# What is expected
Retype all of the data exactly as given.

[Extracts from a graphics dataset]
.....
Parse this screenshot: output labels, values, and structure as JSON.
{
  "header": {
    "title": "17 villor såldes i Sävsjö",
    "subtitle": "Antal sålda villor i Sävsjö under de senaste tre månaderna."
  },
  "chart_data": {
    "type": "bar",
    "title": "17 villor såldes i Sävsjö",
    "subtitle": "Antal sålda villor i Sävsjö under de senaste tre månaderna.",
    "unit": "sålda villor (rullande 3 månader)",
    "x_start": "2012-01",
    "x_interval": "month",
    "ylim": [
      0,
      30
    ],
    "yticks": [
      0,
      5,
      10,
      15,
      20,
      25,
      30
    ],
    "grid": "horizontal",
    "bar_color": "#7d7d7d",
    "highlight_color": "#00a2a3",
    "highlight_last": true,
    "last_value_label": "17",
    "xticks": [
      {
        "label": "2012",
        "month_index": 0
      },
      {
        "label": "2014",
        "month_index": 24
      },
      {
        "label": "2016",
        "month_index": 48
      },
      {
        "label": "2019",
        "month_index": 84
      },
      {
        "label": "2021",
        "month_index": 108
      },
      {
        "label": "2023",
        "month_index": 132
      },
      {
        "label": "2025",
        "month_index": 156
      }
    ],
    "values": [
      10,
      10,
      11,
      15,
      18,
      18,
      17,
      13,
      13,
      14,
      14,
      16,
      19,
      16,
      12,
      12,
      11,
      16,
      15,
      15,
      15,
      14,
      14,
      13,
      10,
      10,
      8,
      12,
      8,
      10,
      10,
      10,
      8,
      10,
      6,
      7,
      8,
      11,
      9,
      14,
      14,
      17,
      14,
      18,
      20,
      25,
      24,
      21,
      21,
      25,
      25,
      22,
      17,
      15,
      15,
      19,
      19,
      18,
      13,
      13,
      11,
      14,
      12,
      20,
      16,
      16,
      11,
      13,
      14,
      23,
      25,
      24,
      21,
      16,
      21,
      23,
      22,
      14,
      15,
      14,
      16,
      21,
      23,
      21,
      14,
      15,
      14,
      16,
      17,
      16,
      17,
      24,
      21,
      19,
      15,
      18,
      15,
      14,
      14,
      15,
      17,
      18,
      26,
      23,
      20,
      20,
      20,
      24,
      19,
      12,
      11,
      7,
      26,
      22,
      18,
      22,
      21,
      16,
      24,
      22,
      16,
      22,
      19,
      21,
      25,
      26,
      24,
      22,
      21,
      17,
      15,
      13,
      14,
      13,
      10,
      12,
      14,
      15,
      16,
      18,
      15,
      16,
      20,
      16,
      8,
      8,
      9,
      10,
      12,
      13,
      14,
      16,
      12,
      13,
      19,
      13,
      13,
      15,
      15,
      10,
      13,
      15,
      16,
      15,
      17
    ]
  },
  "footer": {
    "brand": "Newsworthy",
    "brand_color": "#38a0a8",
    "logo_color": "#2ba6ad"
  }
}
.....
# Full solution
Parse this screenshot: output labels, values, and structure as JSON.
{
  "header": {
    "title": "17 villor såldes i Sävsjö",
    "subtitle": "Antal sålda villor i Sävsjö under de senaste tre månaderna."
  },
  "chart_data": {
    "type": "bar",
    "title": "17 villor såldes i Sävsjö",
    "subtitle": "Antal sålda villor i Sävsjö under de senaste tre månaderna.",
    "unit": "sålda villor (rullande 3 månader)",
    "x_start": "2012-01",
    "x_interval": "month",
    "ylim": [
      0,
      30
    ],
    "yticks": [
      0,
      5,
      10,
      15,
      20,
      25,
      30
    ],
    "grid": "horizontal",
    "bar_color": "#7d7d7d",
    "highlight_color": "#00a2a3",
    "highlight_last": true,
    "last_value_label": "17",
    "xticks": [
      {
        "label": "2012",
        "month_index": 0
      },
      {
        "label": "2014",
        "month_index": 24
      },
      {
        "label": "2016",
        "month_index": 48
      },
      {
        "label": "2019",
        "month_index": 84
      },
      {
        "label": "2021",
        "month_index": 108
      },
      {
        "label": "2023",
        "month_index": 132
      },
      {
        "label": "2025",
        "month_index": 156
      }
    ],
    "values": [
      10,
      10,
      11,
      15,
      18,
      18,
      17,
      13,
      13,
      14,
      14,
      16,
      19,
      16,
      12,
      12,
      11,
      16,
      15,
      15,
      15,
      14,
      14,
      13,
      10,
      10,
      8,
      12,
      8,
      10,
      10,
      10,
      8,
      10,
      6,
      7,
      8,
      11,
      9,
      14,
      14,
      17,
      14,
      18,
      20,
      25,
      24,
      21,
      21,
      25,
      25,
      22,
      17,
      15,
      15,
      19,
      19,
      18,
      13,
      13,
      11,
      14,
      12,
      20,
      16,
      16,
      11,
      13,
      14,
      23,
      25,
      24,
      21,
      16,
      21,
      23,
      22,
      14,
      15,
      14,
      16,
      21,
      23,
      21,
      14,
      15,
      14,
      16,
      17,
      16,
      17,
      24,
      21,
      19,
      15,
      18,
      15,
      14,
      14,
      15,
      17,
      18,
      26,
      23,
      20,
      20,
      20,
      24,
      19,
      12,
      11,
      7,
      26,
      22,
      18,
      22,
      21,
      16,
      24,
      22,
      16,
      22,
      19,
      21,
      25,
      26,
      24,
      22,
      21,
      17,
      15,
      13,
      14,
      13,
      10,
      12,
      14,
      15,
      16,
      18,
      15,
      16,
      20,
      16,
      8,
      8,
      9,
      10,
      12,
      13,
      14,
      16,
      12,
      13,
      19,
      13,
      13,
      15,
      15,
      10,
      13,
      15,
      16,
      15,
      17
    ]
  },
  "footer": {
    "brand": "Newsworthy",
    "brand_color": "#38a0a8",
    "logo_color": "#2ba6ad"
  }
}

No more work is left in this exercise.